[Saved entries]
— Begin —
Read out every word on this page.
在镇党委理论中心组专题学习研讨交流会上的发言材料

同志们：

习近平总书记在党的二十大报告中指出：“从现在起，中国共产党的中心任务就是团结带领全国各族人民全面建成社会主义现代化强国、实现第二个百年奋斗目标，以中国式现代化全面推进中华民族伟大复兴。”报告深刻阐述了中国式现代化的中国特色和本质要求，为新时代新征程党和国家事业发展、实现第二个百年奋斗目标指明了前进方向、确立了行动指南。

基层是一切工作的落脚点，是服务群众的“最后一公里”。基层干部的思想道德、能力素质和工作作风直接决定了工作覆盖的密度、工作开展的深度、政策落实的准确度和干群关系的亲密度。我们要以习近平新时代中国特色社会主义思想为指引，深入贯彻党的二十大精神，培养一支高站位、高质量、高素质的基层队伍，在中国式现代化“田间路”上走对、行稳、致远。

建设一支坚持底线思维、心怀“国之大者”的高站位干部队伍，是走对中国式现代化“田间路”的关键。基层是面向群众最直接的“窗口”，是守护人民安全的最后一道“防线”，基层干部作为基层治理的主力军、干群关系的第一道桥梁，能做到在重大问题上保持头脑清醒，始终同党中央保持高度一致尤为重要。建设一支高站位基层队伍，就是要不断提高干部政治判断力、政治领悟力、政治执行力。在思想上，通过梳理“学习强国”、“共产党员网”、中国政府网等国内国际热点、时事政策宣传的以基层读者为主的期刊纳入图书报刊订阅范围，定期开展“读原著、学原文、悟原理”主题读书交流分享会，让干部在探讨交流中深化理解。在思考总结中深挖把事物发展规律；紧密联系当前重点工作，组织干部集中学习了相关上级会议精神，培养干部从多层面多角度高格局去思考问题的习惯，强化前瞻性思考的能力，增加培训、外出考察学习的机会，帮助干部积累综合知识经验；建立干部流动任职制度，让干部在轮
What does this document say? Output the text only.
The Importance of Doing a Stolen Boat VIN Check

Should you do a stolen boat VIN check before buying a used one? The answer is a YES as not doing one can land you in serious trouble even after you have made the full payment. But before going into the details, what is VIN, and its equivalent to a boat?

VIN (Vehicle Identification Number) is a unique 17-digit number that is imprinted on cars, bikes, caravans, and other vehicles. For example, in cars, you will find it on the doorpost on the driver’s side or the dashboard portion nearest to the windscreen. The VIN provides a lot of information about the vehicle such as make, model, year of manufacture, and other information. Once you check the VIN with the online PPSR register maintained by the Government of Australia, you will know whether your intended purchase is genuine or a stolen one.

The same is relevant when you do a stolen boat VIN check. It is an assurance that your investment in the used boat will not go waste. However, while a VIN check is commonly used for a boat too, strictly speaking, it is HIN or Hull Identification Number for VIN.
— End —
Set out exactly the run of lines that begins at the line holding "What does this" and ends at the last line of the data.

What does this document say? Output the text only.
The Importance of Doing a Stolen Boat VIN Check

Should you do a stolen boat VIN check before buying a used one? The answer is a YES as not doing one can land you in serious trouble even after you have made the full payment. But before going into the details, what is VIN, and its equivalent to a boat?

VIN (Vehicle Identification Number) is a unique 17-digit number that is imprinted on cars, bikes, caravans, and other vehicles. For example, in cars, you will find it on the doorpost on the driver’s side or the dashboard portion nearest to the windscreen. The VIN provides a lot of information about the vehicle such as make, model, year of manufacture, and other information. Once you check the VIN with the online PPSR register maintained by the Government of Australia, you will know whether your intended purchase is genuine or a stolen one.

The same is relevant when you do a stolen boat VIN check. It is an assurance that your investment in the used boat will not go waste. However, while a VIN check is commonly used for a boat too, strictly speaking, it is HIN or Hull Identification Number for VIN.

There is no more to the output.